--- begin ---
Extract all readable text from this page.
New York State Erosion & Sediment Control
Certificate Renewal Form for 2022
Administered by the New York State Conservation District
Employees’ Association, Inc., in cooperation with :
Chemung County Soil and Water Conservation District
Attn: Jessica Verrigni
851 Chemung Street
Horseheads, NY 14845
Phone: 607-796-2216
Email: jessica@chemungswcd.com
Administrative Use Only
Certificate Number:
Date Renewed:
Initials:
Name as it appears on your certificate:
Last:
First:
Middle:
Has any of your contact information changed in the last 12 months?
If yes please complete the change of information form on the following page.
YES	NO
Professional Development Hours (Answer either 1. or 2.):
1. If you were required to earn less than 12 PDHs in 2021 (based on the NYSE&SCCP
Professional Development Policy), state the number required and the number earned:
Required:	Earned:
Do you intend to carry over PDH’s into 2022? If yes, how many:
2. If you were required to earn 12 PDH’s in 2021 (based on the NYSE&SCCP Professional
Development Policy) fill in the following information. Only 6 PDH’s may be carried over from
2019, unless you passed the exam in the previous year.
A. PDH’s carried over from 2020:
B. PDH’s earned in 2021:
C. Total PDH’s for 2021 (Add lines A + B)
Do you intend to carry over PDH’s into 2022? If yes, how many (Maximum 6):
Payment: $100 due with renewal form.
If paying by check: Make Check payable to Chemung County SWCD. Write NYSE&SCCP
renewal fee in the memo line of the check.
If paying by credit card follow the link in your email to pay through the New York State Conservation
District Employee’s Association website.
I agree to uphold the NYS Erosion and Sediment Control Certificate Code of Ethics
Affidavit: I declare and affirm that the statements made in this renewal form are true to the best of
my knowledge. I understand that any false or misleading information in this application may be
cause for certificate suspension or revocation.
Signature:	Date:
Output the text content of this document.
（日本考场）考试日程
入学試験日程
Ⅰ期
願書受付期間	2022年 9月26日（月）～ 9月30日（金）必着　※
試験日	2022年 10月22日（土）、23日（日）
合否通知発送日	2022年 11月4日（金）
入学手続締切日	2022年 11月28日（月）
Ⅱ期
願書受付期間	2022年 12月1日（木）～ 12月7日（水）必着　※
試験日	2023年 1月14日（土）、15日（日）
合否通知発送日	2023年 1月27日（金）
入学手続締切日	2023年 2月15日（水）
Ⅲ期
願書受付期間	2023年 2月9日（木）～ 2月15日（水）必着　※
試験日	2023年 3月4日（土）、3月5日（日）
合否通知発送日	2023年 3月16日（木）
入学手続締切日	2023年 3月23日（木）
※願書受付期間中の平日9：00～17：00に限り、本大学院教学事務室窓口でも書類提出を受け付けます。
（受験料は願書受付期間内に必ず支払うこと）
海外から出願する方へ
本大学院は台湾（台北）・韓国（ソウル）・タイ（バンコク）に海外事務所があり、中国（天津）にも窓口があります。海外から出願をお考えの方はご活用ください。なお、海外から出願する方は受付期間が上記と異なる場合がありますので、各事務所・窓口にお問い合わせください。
--- end ---
(TASK INSTRUCTIONS) Review the material and copy each line in which the word "this" appears.

(EXPECTED ANSWER)
Extract all readable text from this page.
Affidavit: I declare and affirm that the statements made in this renewal form are true to the best of
my knowledge. I understand that any false or misleading information in this application may be
Output the text content of this document.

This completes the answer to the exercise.